== Dataset content ==

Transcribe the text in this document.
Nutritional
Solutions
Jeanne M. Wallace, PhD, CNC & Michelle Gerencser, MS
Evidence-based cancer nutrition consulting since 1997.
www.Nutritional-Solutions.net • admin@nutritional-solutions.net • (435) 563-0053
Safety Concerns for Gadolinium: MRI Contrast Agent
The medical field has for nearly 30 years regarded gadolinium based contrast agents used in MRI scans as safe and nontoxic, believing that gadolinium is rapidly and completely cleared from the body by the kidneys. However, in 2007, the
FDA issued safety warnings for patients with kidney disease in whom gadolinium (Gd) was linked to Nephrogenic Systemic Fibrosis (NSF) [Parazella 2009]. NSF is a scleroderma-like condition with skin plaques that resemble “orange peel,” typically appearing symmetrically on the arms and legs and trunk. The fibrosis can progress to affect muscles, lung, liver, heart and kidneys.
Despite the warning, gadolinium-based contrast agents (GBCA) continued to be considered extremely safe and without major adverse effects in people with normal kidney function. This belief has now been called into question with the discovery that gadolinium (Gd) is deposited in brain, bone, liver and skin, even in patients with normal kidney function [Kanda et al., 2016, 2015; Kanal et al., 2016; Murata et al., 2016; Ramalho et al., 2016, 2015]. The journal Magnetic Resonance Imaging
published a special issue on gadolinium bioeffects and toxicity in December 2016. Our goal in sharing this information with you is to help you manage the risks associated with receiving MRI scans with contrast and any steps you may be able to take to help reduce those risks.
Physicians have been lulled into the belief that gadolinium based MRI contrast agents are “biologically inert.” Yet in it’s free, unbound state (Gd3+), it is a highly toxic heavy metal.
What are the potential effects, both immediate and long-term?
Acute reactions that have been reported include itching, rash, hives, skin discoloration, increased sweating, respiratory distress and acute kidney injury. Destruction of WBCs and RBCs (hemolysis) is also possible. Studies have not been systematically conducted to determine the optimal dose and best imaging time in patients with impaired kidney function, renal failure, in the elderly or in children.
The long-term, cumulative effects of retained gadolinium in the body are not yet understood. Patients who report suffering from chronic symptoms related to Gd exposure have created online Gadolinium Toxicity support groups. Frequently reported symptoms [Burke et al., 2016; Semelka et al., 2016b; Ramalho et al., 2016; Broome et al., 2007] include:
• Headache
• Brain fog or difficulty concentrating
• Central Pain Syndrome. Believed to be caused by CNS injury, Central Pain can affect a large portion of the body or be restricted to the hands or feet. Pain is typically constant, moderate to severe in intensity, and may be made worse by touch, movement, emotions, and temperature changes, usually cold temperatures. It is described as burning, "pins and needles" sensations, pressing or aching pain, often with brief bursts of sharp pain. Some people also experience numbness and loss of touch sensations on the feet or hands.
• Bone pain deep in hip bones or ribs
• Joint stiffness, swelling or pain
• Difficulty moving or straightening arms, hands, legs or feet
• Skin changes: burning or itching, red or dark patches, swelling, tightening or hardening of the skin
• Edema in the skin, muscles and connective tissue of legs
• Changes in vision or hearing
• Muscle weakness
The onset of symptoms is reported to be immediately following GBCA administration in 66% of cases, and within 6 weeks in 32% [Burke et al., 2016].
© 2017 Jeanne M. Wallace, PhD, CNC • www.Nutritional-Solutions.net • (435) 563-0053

===

* [Task details]:
Repeat back all entries verbatim.

* [Response to this exercise]:
Transcribe the text in this document.
Nutritional
Solutions
Jeanne M. Wallace, PhD, CNC & Michelle Gerencser, MS
Evidence-based cancer nutrition consulting since 1997.
www.Nutritional-Solutions.net • admin@nutritional-solutions.net • (435) 563-0053
Safety Concerns for Gadolinium: MRI Contrast Agent
The medical field has for nearly 30 years regarded gadolinium based contrast agents used in MRI scans as safe and nontoxic, believing that gadolinium is rapidly and completely cleared from the body by the kidneys. However, in 2007, the
FDA issued safety warnings for patients with kidney disease in whom gadolinium (Gd) was linked to Nephrogenic Systemic Fibrosis (NSF) [Parazella 2009]. NSF is a scleroderma-like condition with skin plaques that resemble “orange peel,” typically appearing symmetrically on the arms and legs and trunk. The fibrosis can progress to affect muscles, lung, liver, heart and kidneys.
Despite the warning, gadolinium-based contrast agents (GBCA) continued to be considered extremely safe and without major adverse effects in people with normal kidney function. This belief has now been called into question with the discovery that gadolinium (Gd) is deposited in brain, bone, liver and skin, even in patients with normal kidney function [Kanda et al., 2016, 2015; Kanal et al., 2016; Murata et al., 2016; Ramalho et al., 2016, 2015]. The journal Magnetic Resonance Imaging
published a special issue on gadolinium bioeffects and toxicity in December 2016. Our goal in sharing this information with you is to help you manage the risks associated with receiving MRI scans with contrast and any steps you may be able to take to help reduce those risks.
Physicians have been lulled into the belief that gadolinium based MRI contrast agents are “biologically inert.” Yet in it’s free, unbound state (Gd3+), it is a highly toxic heavy metal.
What are the potential effects, both immediate and long-term?
Acute reactions that have been reported include itching, rash, hives, skin discoloration, increased sweating, respiratory distress and acute kidney injury. Destruction of WBCs and RBCs (hemolysis) is also possible. Studies have not been systematically conducted to determine the optimal dose and best imaging time in patients with impaired kidney function, renal failure, in the elderly or in children.
The long-term, cumulative effects of retained gadolinium in the body are not yet understood. Patients who report suffering from chronic symptoms related to Gd exposure have created online Gadolinium Toxicity support groups. Frequently reported symptoms [Burke et al., 2016; Semelka et al., 2016b; Ramalho et al., 2016; Broome et al., 2007] include:
• Headache
• Brain fog or difficulty concentrating
• Central Pain Syndrome. Believed to be caused by CNS injury, Central Pain can affect a large portion of the body or be restricted to the hands or feet. Pain is typically constant, moderate to severe in intensity, and may be made worse by touch, movement, emotions, and temperature changes, usually cold temperatures. It is described as burning, "pins and needles" sensations, pressing or aching pain, often with brief bursts of sharp pain. Some people also experience numbness and loss of touch sensations on the feet or hands.
• Bone pain deep in hip bones or ribs
• Joint stiffness, swelling or pain
• Difficulty moving or straightening arms, hands, legs or feet
• Skin changes: burning or itching, red or dark patches, swelling, tightening or hardening of the skin
• Edema in the skin, muscles and connective tissue of legs
• Changes in vision or hearing
• Muscle weakness
The onset of symptoms is reported to be immediately following GBCA administration in 66% of cases, and within 6 weeks in 32% [Burke et al., 2016].
© 2017 Jeanne M. Wallace, PhD, CNC • www.Nutritional-Solutions.net • (435) 563-0053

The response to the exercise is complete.